◆ Stated goal A ◆
Retype the entries below, starting at the line that contains "Detect and localize" and ending at the line that contains "text-line: シリアス過ぎて・・・ bbox=[103, 750, 912, 777]", with both of those lines included. Leave the pictures out.

On 29 April 2014 15:16, Volker Braun <[email protected]> wrote:
> s and t are not the same expression, so they have different hashes. We break
> Python by letting them compare equal. Hence the outcome of putting them into
> sets is undefined. In CPython: if the hash collides, you get one element. If
> the hash does not collide, you get two elements.
That is a *very* unsatisfactory explanation for anyone actually
wanting to use Sage to do mathematics.
In this case the elements are rational functions in one variable over
a field which could easily (mathematically) be put into canonical
form, by dividing numerator and denominator by their gcd and then
scaling so that the denominator is monic. But I suppose that there
are efficiency reasons not to do this after every arithmetic
operations. There is a reduce() operation which is called
automatically and does the first of these, but not the second. That
function could easily be amended to do the second step, which would
make it more useful. Shall I open a ticket for that?
John
>
>
>
> On Tuesday, April 29, 2014 2:59:20 PM UTC+1, John Cremona wrote:
>>
>> If this is not a bug then I don't know what a Set is in Sage! I
>> define two objects which are equal as tested by == but when I put them
>> into a Set I get two elements, not one:
>>
>> sage: K.<z> = CyclotomicField(3)

◆ Given records ◆
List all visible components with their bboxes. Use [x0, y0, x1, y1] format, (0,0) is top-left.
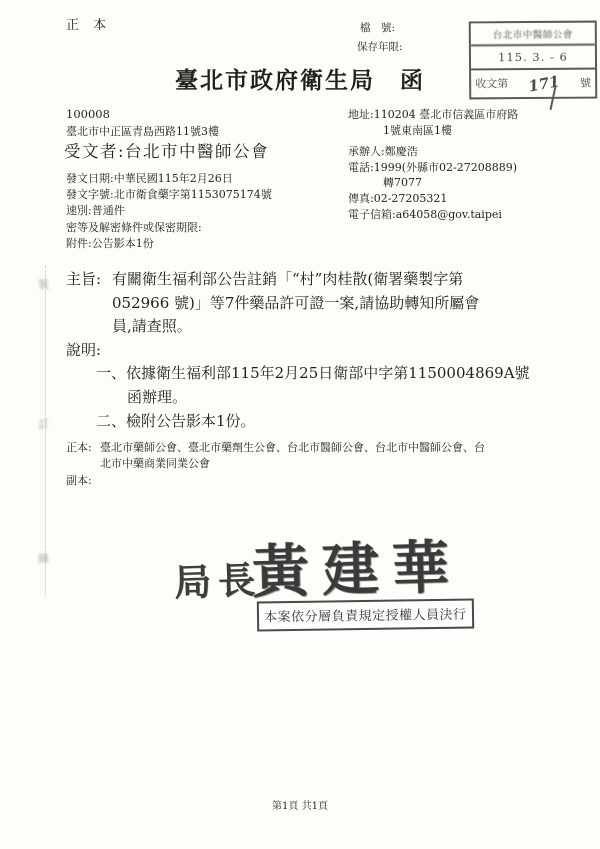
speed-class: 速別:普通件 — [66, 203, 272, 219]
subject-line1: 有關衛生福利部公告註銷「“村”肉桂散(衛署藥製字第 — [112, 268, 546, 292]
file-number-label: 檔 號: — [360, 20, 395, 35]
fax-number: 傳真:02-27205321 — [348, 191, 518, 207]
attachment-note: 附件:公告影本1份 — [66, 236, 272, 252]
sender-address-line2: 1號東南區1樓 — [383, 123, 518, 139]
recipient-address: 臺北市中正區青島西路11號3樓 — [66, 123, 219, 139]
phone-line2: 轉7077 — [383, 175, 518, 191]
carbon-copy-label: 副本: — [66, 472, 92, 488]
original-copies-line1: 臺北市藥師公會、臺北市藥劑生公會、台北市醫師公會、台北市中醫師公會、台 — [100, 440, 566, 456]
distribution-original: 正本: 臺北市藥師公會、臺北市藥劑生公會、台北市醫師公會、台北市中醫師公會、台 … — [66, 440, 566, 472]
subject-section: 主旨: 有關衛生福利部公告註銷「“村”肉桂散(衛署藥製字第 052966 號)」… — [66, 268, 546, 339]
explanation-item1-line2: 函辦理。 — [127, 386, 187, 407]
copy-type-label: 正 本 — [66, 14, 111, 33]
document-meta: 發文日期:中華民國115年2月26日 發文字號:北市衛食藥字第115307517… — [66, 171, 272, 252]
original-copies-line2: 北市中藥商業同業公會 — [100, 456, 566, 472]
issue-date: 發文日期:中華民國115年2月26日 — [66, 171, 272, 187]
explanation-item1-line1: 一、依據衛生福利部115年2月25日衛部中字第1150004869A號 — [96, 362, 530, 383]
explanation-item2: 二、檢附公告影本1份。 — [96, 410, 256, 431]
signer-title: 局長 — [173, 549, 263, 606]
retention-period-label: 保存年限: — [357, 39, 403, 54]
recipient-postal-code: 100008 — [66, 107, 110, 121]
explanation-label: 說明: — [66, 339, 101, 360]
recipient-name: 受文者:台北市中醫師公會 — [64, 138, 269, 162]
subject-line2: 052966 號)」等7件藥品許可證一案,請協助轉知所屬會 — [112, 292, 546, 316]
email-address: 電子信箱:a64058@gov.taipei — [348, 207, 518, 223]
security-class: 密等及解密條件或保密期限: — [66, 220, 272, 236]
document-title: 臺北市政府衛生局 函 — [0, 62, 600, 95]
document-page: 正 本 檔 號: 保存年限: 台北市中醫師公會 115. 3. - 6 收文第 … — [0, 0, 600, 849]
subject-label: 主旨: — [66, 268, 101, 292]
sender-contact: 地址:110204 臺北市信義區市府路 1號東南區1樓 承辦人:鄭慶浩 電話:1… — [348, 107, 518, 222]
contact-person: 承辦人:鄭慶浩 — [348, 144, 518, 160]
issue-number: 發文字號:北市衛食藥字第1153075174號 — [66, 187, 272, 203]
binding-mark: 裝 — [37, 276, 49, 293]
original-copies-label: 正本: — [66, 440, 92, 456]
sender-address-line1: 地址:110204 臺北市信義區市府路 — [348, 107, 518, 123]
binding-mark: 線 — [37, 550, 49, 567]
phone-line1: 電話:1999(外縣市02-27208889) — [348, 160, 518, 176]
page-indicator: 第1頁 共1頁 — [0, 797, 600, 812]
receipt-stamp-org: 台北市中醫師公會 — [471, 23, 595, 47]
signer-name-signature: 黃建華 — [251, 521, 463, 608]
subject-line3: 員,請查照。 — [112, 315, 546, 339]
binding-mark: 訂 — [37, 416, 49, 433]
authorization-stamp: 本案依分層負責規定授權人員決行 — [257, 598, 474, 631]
---
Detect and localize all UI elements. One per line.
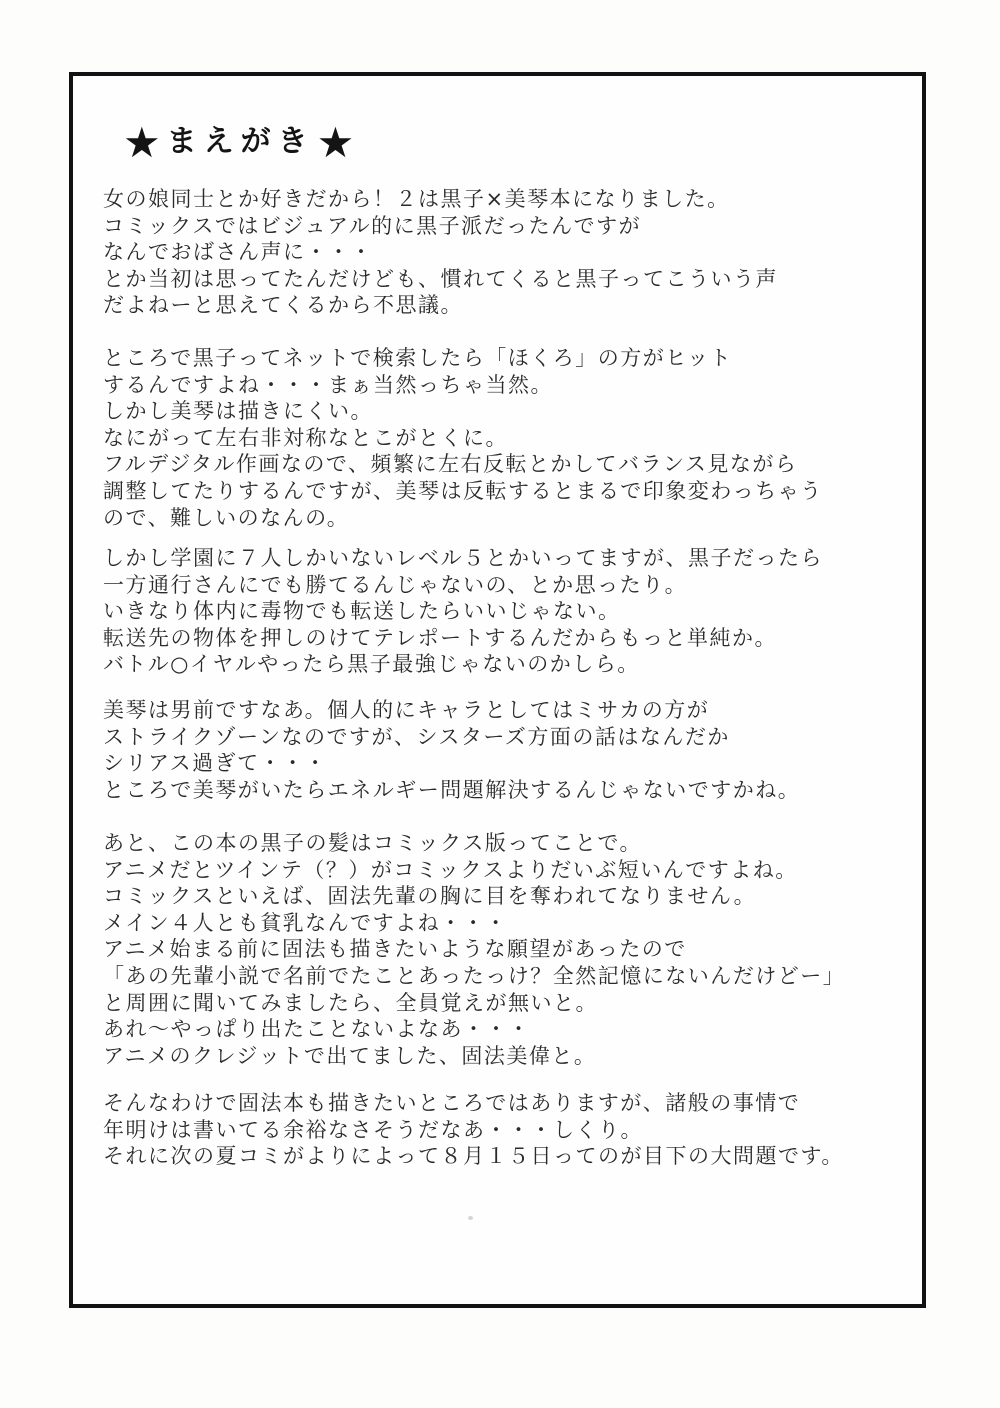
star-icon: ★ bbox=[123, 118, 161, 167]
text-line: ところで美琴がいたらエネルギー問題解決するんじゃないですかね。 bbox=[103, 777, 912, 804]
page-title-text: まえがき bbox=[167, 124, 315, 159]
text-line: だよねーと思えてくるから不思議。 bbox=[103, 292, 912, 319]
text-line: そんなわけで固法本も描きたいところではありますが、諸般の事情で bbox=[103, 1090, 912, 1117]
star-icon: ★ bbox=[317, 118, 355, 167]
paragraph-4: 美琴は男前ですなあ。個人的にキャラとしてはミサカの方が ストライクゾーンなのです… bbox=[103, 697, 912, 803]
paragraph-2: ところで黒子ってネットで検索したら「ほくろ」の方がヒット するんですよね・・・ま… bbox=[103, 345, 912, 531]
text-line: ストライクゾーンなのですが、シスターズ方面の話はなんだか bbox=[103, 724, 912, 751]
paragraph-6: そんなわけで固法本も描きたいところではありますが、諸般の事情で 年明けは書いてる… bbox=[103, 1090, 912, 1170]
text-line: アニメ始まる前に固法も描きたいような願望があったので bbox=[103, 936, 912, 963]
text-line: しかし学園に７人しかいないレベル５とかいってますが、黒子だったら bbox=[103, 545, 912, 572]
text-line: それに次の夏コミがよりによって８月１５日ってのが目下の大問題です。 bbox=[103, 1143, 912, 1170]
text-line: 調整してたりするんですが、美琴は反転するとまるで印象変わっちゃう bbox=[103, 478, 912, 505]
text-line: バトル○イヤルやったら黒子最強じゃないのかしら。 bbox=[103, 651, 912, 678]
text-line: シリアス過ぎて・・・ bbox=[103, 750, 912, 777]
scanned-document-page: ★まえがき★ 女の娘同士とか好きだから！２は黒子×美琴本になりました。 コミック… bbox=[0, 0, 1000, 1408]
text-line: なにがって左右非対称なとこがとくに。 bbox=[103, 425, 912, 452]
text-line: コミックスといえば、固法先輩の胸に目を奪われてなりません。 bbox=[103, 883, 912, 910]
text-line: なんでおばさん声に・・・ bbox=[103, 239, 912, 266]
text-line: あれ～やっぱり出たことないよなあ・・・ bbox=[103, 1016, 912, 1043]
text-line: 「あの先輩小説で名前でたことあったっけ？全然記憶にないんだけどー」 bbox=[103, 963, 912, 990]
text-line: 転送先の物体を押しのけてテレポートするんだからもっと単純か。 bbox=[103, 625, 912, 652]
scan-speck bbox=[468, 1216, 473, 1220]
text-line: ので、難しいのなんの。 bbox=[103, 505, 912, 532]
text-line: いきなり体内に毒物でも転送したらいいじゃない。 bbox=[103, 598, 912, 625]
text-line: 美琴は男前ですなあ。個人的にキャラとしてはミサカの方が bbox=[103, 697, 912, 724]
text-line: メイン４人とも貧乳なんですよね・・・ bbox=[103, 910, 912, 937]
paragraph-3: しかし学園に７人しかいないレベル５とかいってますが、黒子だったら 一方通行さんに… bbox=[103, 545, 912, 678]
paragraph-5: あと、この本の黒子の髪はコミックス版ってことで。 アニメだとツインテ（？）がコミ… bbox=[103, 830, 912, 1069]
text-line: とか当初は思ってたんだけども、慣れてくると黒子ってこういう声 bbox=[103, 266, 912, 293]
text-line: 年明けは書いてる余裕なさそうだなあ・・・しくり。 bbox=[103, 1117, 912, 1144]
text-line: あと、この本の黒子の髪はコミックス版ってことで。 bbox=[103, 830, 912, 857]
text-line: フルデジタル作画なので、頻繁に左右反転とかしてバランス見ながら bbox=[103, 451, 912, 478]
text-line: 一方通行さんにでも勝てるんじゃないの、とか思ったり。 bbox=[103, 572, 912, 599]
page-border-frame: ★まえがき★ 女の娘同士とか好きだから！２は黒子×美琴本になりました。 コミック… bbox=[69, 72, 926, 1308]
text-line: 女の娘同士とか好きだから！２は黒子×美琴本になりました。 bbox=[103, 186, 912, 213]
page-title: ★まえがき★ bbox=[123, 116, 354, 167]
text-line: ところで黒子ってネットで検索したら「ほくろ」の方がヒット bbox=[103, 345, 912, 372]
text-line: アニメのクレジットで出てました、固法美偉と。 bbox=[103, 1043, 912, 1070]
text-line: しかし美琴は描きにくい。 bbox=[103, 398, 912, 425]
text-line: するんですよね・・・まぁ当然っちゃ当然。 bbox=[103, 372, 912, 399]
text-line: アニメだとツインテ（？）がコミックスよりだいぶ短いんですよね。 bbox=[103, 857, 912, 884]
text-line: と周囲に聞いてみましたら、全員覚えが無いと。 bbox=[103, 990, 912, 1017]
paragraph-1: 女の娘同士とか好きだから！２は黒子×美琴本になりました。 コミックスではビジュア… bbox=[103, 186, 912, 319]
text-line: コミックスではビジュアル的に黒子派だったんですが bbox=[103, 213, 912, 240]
* * *
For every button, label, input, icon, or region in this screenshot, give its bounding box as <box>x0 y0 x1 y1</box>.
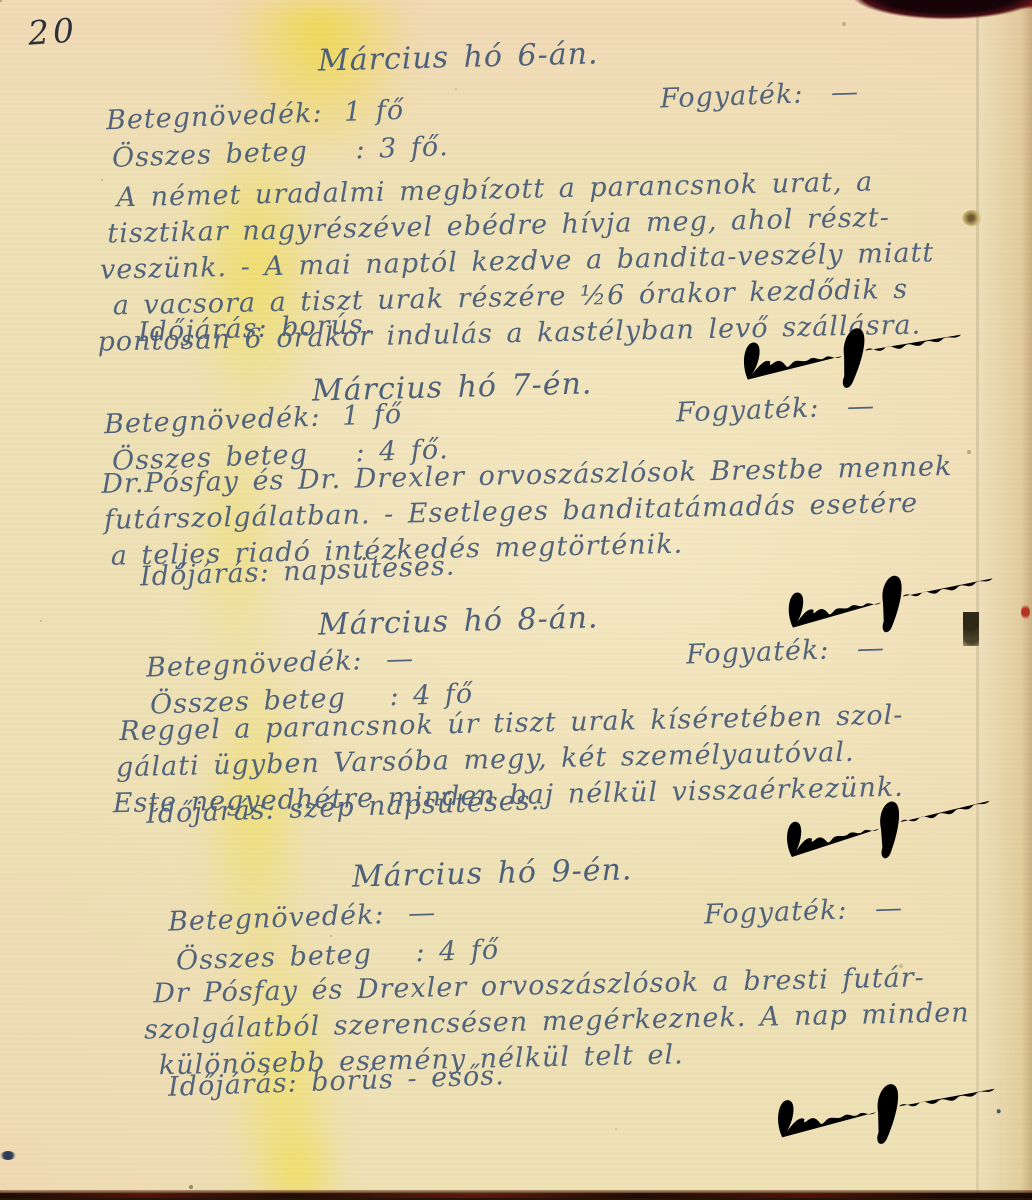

◆ Stated goal B ◆
Echo the full mailing-list message about Sage sets above, character for character.

◆ Correct response A ◆
Detect and localize all UI elements. One per line.
star-icon: ★ bbox=[123, 118, 161, 167]
text-line: ところで美琴がいたらエネルギー問題解決するんじゃないですかね。 bbox=[103, 777, 912, 804]
page-title-text: まえがき bbox=[167, 124, 315, 159]
text-line: だよねーと思えてくるから不思議。 bbox=[103, 292, 912, 319]
text-line: そんなわけで固法本も描きたいところではありますが、諸般の事情で bbox=[103, 1090, 912, 1117]
star-icon: ★ bbox=[317, 118, 355, 167]
paragraph-4: 美琴は男前ですなあ。個人的にキャラとしてはミサカの方が ストライクゾーンなのです… bbox=[103, 697, 912, 803]
paragraph-2: ところで黒子ってネットで検索したら「ほくろ」の方がヒット するんですよね・・・ま… bbox=[103, 345, 912, 531]
text-line: ストライクゾーンなのですが、シスターズ方面の話はなんだか bbox=[103, 724, 912, 751]
paragraph-6: そんなわけで固法本も描きたいところではありますが、諸般の事情で 年明けは書いてる… bbox=[103, 1090, 912, 1170]
text-line: アニメ始まる前に固法も描きたいような願望があったので bbox=[103, 936, 912, 963]
text-line: しかし学園に７人しかいないレベル５とかいってますが、黒子だったら bbox=[103, 545, 912, 572]
text-line: それに次の夏コミがよりによって８月１５日ってのが目下の大問題です。 bbox=[103, 1143, 912, 1170]
text-line: 調整してたりするんですが、美琴は反転するとまるで印象変わっちゃう bbox=[103, 478, 912, 505]
text-line: バトル○イヤルやったら黒子最強じゃないのかしら。 bbox=[103, 651, 912, 678]
text-line: シリアス過ぎて・・・ bbox=[103, 750, 912, 777]

◆ Correct response B ◆
On 29 April 2014 15:16, Volker Braun <[email protected]> wrote:
> s and t are not the same expression, so they have different hashes. We break
> Python by letting them compare equal. Hence the outcome of putting them into
> sets is undefined. In CPython: if the hash collides, you get one element. If
> the hash does not collide, you get two elements.
That is a *very* unsatisfactory explanation for anyone actually
wanting to use Sage to do mathematics.
In this case the elements are rational functions in one variable over
a field which could easily (mathematically) be put into canonical
form, by dividing numerator and denominator by their gcd and then
scaling so that the denominator is monic. But I suppose that there
are efficiency reasons not to do this after every arithmetic
operations. There is a reduce() operation which is called
automatically and does the first of these, but not the second. That
function could easily be amended to do the second step, which would
make it more useful. Shall I open a ticket for that?
John
>
>
>
> On Tuesday, April 29, 2014 2:59:20 PM UTC+1, John Cremona wrote:
>>
>> If this is not a bug then I don't know what a Set is in Sage! I
>> define two objects which are equal as tested by == but when I put them
>> into a Set I get two elements, not one:
>>
>> sage: K.<z> = CyclotomicField(3)